## Instructions to follow
Exactly how many lines in the listing contain "text"? Respond with the number and nothing more.

## Stored data
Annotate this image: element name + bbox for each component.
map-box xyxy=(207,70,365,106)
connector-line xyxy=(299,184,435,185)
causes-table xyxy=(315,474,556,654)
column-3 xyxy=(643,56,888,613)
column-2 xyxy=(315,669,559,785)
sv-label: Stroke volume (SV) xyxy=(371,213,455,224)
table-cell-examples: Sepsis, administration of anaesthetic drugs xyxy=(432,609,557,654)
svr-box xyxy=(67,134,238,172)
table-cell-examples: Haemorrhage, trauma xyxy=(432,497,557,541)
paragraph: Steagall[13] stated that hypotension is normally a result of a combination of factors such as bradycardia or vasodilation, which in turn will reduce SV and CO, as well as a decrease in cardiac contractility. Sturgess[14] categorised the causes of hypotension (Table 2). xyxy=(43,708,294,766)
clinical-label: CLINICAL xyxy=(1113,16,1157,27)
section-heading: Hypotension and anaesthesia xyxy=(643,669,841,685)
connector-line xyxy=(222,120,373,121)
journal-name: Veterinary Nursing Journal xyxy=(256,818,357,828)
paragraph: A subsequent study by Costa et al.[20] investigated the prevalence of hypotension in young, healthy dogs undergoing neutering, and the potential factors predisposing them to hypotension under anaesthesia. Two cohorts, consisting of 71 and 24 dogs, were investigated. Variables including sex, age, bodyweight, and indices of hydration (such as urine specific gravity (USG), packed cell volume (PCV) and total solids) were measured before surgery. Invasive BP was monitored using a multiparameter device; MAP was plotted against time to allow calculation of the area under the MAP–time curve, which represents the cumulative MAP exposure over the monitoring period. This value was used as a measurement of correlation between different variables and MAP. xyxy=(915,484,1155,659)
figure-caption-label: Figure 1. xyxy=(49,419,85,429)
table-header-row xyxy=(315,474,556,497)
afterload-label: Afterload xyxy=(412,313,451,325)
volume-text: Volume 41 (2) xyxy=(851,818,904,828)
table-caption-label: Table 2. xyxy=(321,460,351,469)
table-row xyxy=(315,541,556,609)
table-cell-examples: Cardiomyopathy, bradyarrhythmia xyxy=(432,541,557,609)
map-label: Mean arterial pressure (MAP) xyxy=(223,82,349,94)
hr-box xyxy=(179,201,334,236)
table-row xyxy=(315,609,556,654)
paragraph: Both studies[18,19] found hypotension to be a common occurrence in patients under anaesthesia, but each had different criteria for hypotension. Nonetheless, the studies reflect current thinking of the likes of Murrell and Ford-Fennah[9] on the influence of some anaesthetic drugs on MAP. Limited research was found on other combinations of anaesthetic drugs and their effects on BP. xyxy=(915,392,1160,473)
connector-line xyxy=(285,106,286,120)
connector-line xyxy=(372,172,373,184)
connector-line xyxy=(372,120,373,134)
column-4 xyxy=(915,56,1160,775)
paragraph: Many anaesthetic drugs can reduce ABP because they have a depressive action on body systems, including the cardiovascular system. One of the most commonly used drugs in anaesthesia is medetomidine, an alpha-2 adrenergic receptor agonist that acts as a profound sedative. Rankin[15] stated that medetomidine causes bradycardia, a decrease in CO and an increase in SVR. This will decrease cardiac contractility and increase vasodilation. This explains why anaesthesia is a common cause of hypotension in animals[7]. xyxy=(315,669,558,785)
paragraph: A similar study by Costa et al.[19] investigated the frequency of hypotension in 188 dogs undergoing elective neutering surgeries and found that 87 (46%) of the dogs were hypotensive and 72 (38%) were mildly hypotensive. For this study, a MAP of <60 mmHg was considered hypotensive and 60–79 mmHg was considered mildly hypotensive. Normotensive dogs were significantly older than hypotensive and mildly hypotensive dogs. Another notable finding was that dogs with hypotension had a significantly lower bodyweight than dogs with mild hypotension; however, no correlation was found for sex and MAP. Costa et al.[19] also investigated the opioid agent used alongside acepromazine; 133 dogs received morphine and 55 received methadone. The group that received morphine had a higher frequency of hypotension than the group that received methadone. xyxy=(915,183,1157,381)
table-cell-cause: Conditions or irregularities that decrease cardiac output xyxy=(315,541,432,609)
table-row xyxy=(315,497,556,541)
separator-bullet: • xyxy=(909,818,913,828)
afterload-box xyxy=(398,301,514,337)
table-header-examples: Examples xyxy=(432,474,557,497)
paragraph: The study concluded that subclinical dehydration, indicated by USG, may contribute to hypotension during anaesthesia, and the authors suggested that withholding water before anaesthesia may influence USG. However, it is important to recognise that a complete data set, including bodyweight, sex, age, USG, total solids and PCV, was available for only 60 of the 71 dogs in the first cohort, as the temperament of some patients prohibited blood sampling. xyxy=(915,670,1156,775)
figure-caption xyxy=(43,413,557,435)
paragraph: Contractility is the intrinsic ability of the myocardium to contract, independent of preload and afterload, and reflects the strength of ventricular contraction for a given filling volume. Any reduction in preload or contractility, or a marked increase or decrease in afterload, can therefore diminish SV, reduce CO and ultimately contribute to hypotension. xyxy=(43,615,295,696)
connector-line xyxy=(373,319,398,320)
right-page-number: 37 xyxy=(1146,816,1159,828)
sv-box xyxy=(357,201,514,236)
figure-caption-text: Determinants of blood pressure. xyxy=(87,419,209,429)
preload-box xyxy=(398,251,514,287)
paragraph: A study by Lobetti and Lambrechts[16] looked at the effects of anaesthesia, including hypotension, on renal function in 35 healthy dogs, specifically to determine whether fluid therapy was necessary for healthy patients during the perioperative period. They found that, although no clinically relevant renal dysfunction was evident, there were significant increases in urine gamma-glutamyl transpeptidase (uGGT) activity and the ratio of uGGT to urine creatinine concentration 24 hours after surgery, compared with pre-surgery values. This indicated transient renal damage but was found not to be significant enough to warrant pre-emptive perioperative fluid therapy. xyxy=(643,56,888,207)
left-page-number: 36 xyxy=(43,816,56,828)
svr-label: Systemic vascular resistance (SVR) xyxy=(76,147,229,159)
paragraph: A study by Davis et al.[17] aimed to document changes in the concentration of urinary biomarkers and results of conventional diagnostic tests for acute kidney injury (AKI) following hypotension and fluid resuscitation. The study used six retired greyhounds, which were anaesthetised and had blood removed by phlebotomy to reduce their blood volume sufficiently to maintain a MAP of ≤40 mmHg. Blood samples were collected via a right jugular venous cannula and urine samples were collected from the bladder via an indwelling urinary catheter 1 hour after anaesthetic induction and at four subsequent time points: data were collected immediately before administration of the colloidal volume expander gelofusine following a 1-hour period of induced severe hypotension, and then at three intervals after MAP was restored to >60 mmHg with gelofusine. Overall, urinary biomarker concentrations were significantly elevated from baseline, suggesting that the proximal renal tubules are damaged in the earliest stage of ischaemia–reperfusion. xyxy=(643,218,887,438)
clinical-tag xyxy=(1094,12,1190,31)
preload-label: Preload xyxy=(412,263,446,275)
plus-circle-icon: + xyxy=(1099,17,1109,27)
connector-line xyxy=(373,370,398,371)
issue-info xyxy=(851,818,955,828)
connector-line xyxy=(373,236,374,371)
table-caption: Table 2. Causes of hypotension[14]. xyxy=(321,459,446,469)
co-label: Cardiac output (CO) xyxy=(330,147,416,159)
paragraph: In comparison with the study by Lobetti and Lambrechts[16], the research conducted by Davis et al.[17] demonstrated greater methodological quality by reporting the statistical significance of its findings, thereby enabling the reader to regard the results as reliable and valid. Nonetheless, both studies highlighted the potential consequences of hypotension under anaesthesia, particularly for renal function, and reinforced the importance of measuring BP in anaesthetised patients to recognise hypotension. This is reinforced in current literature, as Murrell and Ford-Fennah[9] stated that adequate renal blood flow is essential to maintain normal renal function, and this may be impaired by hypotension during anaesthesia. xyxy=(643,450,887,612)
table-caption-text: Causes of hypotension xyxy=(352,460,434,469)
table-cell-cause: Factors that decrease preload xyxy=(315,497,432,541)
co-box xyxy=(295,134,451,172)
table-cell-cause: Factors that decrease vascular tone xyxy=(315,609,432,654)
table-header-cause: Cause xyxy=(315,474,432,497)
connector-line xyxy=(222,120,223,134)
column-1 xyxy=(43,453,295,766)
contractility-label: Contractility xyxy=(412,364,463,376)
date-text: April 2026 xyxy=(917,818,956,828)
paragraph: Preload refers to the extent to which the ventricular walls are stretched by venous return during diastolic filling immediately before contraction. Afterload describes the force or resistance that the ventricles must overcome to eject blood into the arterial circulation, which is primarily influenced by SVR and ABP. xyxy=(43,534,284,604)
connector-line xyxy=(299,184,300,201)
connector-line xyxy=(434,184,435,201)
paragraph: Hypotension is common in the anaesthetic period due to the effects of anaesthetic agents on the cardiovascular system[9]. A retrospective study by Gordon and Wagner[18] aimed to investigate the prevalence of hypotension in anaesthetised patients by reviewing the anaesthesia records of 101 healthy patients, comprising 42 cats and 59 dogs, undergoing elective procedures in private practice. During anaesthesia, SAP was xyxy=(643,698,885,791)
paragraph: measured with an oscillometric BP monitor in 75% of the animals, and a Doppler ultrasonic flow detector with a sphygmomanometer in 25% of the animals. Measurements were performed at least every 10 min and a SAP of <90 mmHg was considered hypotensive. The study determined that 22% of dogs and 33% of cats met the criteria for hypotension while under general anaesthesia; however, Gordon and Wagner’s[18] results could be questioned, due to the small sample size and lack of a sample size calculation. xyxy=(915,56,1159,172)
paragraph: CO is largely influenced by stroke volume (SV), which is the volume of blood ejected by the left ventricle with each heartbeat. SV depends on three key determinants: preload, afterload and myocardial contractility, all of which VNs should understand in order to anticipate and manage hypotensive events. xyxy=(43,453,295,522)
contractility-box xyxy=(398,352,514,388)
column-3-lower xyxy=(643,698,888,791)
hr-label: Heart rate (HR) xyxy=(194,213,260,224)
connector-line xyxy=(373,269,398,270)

## Response
4